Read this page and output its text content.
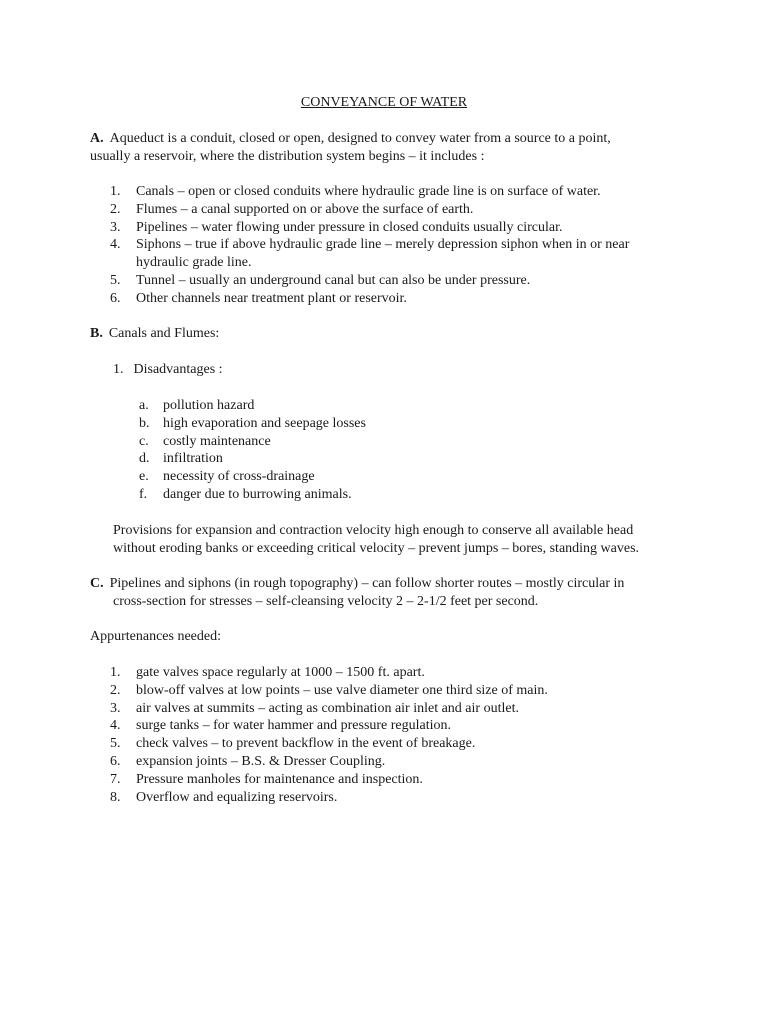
CONVEYANCE OF WATER
A. Aqueduct is a conduit, closed or open, designed to convey water from a source to a point,
usually a reservoir, where the distribution system begins – it includes :
1. Canals – open or closed conduits where hydraulic grade line is on surface of water.
2. Flumes – a canal supported on or above the surface of earth.
3. Pipelines – water flowing under pressure in closed conduits usually circular.
4. Siphons – true if above hydraulic grade line – merely depression siphon when in or near hydraulic grade line.
5. Tunnel – usually an underground canal but can also be under pressure.
6. Other channels near treatment plant or reservoir.
B. Canals and Flumes:
1. Disadvantages :
a. pollution hazard
b. high evaporation and seepage losses
c. costly maintenance
d. infiltration
e. necessity of cross-drainage
f. danger due to burrowing animals.
Provisions for expansion and contraction velocity high enough to conserve all available head
without eroding banks or exceeding critical velocity – prevent jumps – bores, standing waves.
C. Pipelines and siphons (in rough topography) – can follow shorter routes – mostly circular in
cross-section for stresses – self-cleansing velocity 2 – 2-1/2 feet per second.
Appurtenances needed:
1. gate valves space regularly at 1000 – 1500 ft. apart.
2. blow-off valves at low points – use valve diameter one third size of main.
3. air valves at summits – acting as combination air inlet and air outlet.
4. surge tanks – for water hammer and pressure regulation.
5. check valves – to prevent backflow in the event of breakage.
6. expansion joints – B.S. & Dresser Coupling.
7. Pressure manholes for maintenance and inspection.
8. Overflow and equalizing reservoirs.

***

> DESCRIPTION OF THE TASK: Your task is to copy the entries in full and exactly, without any images.

> FINISHED TASK:
Read this page and output its text content.
CONVEYANCE OF WATER
A. Aqueduct is a conduit, closed or open, designed to convey water from a source to a point,
usually a reservoir, where the distribution system begins – it includes :
1. Canals – open or closed conduits where hydraulic grade line is on surface of water.
2. Flumes – a canal supported on or above the surface of earth.
3. Pipelines – water flowing under pressure in closed conduits usually circular.
4. Siphons – true if above hydraulic grade line – merely depression siphon when in or near hydraulic grade line.
5. Tunnel – usually an underground canal but can also be under pressure.
6. Other channels near treatment plant or reservoir.
B. Canals and Flumes:
1. Disadvantages :
a. pollution hazard
b. high evaporation and seepage losses
c. costly maintenance
d. infiltration
e. necessity of cross-drainage
f. danger due to burrowing animals.
Provisions for expansion and contraction velocity high enough to conserve all available head
without eroding banks or exceeding critical velocity – prevent jumps – bores, standing waves.
C. Pipelines and siphons (in rough topography) – can follow shorter routes – mostly circular in
cross-section for stresses – self-cleansing velocity 2 – 2-1/2 feet per second.
Appurtenances needed:
1. gate valves space regularly at 1000 – 1500 ft. apart.
2. blow-off valves at low points – use valve diameter one third size of main.
3. air valves at summits – acting as combination air inlet and air outlet.
4. surge tanks – for water hammer and pressure regulation.
5. check valves – to prevent backflow in the event of breakage.
6. expansion joints – B.S. & Dresser Coupling.
7. Pressure manholes for maintenance and inspection.
8. Overflow and equalizing reservoirs.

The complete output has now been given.